PROMPT
Check each line of the listing, and copy it if it contains the word "multiprogramação".

Recorded data
--

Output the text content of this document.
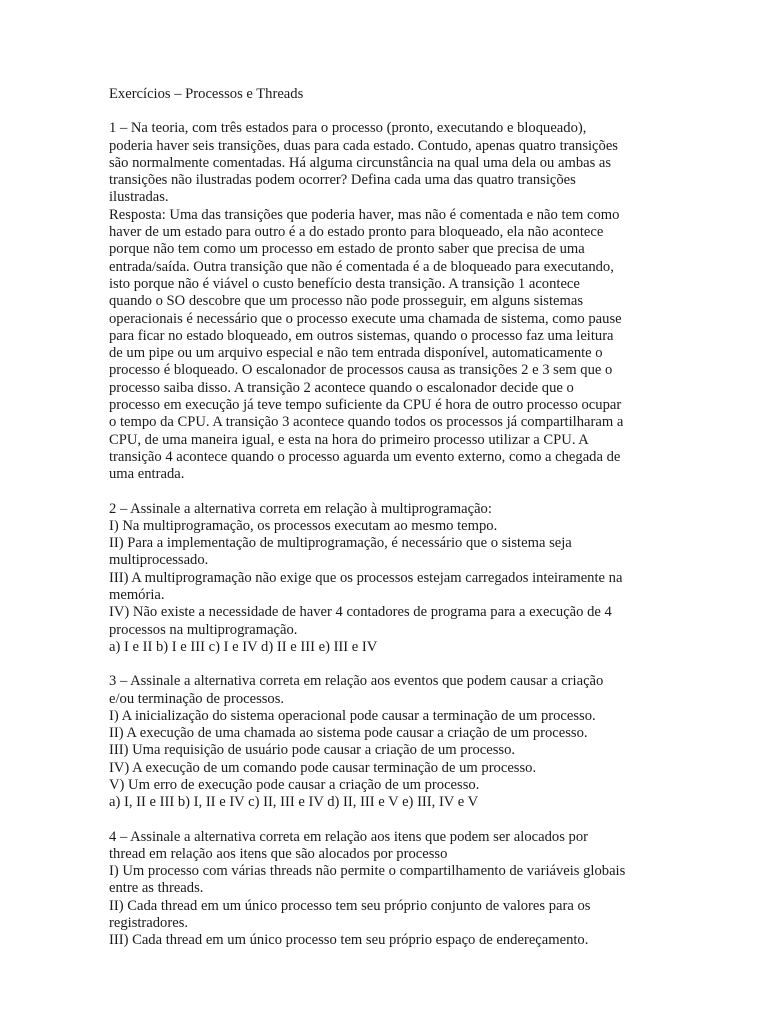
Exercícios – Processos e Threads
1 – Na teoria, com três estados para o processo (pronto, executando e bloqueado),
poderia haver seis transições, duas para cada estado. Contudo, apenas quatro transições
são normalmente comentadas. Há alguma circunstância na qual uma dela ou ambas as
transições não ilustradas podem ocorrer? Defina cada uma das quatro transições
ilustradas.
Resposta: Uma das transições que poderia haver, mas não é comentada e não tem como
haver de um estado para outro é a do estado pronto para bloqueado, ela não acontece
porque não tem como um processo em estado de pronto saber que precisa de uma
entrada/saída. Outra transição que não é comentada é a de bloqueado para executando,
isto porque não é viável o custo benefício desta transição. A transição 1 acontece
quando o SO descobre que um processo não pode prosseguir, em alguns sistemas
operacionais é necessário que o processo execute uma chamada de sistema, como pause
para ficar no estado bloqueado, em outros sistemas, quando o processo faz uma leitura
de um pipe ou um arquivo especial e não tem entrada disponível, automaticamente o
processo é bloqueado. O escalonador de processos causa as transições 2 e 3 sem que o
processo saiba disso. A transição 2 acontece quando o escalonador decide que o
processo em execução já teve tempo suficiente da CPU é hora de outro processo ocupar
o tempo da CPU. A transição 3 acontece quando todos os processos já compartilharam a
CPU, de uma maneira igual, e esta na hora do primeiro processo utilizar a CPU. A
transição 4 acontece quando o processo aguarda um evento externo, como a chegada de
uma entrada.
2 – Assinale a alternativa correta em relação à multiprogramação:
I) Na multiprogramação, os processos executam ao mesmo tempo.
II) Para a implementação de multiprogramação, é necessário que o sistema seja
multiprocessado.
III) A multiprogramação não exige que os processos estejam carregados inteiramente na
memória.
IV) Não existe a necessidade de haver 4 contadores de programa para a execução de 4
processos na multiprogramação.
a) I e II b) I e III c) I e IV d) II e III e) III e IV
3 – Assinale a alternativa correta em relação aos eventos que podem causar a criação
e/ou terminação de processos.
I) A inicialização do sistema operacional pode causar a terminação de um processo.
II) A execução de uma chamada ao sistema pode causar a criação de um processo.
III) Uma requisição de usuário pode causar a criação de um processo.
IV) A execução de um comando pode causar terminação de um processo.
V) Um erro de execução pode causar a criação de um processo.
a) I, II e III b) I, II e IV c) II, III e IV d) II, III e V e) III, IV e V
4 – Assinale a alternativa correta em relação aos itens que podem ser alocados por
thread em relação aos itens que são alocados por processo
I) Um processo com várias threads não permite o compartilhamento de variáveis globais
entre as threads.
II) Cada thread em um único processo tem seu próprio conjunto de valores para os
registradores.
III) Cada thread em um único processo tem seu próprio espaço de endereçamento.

--

COMPLETED EXERCISE
2 – Assinale a alternativa correta em relação à multiprogramação:
I) Na multiprogramação, os processos executam ao mesmo tempo.
II) Para a implementação de multiprogramação, é necessário que o sistema seja
III) A multiprogramação não exige que os processos estejam carregados inteiramente na
processos na multiprogramação.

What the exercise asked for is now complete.